### [Written problem]
Write out each entry, exactly the way it appears.

### [Task data]
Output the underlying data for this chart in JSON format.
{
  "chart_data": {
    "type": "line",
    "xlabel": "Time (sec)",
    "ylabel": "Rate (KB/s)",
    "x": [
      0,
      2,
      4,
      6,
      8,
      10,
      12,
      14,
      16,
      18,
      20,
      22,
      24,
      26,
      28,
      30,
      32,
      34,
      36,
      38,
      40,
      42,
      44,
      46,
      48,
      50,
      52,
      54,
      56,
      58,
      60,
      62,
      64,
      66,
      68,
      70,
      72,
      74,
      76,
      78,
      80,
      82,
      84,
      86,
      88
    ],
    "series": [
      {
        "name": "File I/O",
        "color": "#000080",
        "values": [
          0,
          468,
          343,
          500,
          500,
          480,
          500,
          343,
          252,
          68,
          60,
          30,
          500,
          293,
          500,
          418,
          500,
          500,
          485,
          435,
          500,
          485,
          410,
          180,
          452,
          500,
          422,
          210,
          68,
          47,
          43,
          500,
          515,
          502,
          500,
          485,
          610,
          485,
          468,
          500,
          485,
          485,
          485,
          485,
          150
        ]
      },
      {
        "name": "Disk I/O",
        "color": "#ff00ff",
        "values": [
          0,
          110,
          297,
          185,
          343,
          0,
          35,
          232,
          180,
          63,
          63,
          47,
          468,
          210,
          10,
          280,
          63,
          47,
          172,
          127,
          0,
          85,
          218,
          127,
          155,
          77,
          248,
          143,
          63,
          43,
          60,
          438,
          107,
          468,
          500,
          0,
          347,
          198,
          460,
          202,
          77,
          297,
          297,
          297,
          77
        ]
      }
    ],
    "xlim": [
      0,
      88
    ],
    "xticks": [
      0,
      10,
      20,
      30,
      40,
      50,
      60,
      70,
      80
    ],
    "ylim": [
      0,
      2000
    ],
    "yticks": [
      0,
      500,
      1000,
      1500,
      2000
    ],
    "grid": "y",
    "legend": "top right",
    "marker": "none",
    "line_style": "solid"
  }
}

### [In response]
Output the underlying data for this chart in JSON format.
{
  "chart_data": {
    "type": "line",
    "xlabel": "Time (sec)",
    "ylabel": "Rate (KB/s)",
    "x": [
      0,
      2,
      4,
      6,
      8,
      10,
      12,
      14,
      16,
      18,
      20,
      22,
      24,
      26,
      28,
      30,
      32,
      34,
      36,
      38,
      40,
      42,
      44,
      46,
      48,
      50,
      52,
      54,
      56,
      58,
      60,
      62,
      64,
      66,
      68,
      70,
      72,
      74,
      76,
      78,
      80,
      82,
      84,
      86,
      88
    ],
    "series": [
      {
        "name": "File I/O",
        "color": "#000080",
        "values": [
          0,
          468,
          343,
          500,
          500,
          480,
          500,
          343,
          252,
          68,
          60,
          30,
          500,
          293,
          500,
          418,
          500,
          500,
          485,
          435,
          500,
          485,
          410,
          180,
          452,
          500,
          422,
          210,
          68,
          47,
          43,
          500,
          515,
          502,
          500,
          485,
          610,
          485,
          468,
          500,
          485,
          485,
          485,
          485,
          150
        ]
      },
      {
        "name": "Disk I/O",
        "color": "#ff00ff",
        "values": [
          0,
          110,
          297,
          185,
          343,
          0,
          35,
          232,
          180,
          63,
          63,
          47,
          468,
          210,
          10,
          280,
          63,
          47,
          172,
          127,
          0,
          85,
          218,
          127,
          155,
          77,
          248,
          143,
          63,
          43,
          60,
          438,
          107,
          468,
          500,
          0,
          347,
          198,
          460,
          202,
          77,
          297,
          297,
          297,
          77
        ]
      }
    ],
    "xlim": [
      0,
      88
    ],
    "xticks": [
      0,
      10,
      20,
      30,
      40,
      50,
      60,
      70,
      80
    ],
    "ylim": [
      0,
      2000
    ],
    "yticks": [
      0,
      500,
      1000,
      1500,
      2000
    ],
    "grid": "y",
    "legend": "top right",
    "marker": "none",
    "line_style": "solid"
  }
}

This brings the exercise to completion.